Goal of the exercise: Scan the following material for the string "имѣетъ" and copy each line in which it appears.

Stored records
********************
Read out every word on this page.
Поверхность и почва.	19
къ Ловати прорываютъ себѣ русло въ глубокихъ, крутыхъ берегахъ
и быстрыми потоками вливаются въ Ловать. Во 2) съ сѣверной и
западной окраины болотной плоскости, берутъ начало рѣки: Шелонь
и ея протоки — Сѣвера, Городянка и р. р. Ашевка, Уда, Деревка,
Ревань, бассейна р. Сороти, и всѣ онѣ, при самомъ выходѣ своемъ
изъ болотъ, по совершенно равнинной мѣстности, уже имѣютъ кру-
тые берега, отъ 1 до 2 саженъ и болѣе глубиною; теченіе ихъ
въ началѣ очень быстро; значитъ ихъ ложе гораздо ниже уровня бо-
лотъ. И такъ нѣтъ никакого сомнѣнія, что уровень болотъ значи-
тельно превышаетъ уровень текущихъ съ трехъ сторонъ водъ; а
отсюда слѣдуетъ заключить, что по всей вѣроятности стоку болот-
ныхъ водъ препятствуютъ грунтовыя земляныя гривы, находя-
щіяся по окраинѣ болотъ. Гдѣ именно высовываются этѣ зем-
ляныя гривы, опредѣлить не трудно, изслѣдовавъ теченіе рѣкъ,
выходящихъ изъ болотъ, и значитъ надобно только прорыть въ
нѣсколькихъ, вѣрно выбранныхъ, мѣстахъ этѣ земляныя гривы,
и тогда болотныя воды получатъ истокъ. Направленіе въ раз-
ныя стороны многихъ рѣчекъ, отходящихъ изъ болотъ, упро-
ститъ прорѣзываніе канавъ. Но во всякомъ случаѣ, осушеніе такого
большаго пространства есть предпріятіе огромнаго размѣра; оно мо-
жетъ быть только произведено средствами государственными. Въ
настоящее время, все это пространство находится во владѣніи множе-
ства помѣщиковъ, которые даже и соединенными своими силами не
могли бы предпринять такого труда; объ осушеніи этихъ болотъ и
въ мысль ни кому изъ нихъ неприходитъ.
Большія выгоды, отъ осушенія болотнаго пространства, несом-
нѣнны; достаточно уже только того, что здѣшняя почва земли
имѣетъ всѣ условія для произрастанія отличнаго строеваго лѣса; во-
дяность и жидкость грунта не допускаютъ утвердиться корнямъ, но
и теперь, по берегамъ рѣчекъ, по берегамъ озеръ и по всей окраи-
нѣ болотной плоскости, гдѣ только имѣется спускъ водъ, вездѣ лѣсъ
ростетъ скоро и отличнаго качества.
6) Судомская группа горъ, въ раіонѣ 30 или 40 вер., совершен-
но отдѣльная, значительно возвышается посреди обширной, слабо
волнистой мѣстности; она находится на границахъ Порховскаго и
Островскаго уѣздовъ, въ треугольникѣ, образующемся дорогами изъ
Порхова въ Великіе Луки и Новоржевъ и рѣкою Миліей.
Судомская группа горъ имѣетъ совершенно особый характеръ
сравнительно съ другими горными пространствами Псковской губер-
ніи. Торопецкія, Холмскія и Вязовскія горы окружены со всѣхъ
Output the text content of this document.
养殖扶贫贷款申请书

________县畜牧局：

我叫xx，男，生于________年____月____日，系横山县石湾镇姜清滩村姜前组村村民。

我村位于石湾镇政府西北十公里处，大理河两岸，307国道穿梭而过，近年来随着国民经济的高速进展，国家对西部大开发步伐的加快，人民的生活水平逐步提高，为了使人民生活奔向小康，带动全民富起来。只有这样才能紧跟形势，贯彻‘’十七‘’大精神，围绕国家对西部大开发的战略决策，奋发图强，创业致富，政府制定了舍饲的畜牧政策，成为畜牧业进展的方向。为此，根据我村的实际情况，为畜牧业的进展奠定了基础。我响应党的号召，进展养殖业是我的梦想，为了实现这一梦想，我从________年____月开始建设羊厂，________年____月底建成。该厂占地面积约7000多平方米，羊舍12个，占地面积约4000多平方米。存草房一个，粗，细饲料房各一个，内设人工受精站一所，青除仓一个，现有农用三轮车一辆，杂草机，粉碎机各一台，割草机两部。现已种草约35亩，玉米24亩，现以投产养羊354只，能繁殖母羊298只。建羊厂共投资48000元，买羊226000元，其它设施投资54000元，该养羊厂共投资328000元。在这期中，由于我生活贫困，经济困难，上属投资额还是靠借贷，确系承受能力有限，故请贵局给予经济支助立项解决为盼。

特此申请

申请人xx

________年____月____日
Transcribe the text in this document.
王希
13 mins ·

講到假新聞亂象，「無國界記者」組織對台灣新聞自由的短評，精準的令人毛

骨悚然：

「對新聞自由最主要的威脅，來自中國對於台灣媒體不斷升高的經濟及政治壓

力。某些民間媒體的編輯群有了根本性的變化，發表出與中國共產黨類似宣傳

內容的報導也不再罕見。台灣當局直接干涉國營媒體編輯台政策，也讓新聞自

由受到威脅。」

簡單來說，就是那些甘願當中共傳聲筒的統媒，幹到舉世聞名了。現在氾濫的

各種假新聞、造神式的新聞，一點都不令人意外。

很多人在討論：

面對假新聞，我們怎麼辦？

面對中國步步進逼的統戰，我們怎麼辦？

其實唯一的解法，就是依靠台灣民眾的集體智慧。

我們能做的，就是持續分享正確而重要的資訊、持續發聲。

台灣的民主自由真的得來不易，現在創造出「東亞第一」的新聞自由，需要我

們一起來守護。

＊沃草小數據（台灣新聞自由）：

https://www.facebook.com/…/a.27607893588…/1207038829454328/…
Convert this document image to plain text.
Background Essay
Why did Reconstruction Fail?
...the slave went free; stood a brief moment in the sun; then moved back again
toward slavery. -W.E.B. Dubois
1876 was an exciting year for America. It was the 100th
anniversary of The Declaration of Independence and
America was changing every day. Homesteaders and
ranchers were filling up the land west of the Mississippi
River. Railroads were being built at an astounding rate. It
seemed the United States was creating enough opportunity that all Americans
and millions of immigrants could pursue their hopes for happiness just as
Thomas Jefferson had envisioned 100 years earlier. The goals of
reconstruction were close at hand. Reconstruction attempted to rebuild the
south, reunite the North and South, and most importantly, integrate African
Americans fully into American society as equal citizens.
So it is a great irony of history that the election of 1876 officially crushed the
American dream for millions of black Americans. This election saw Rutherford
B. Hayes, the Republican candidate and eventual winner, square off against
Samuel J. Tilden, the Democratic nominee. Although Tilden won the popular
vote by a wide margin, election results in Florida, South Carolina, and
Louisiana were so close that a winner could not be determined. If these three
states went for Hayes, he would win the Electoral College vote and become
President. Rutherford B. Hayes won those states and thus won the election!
********************
Complete response:
имѣетъ всѣ условія для произрастанія отличнаго строеваго лѣса; во-
Судомская группа горъ имѣетъ совершенно особый характеръ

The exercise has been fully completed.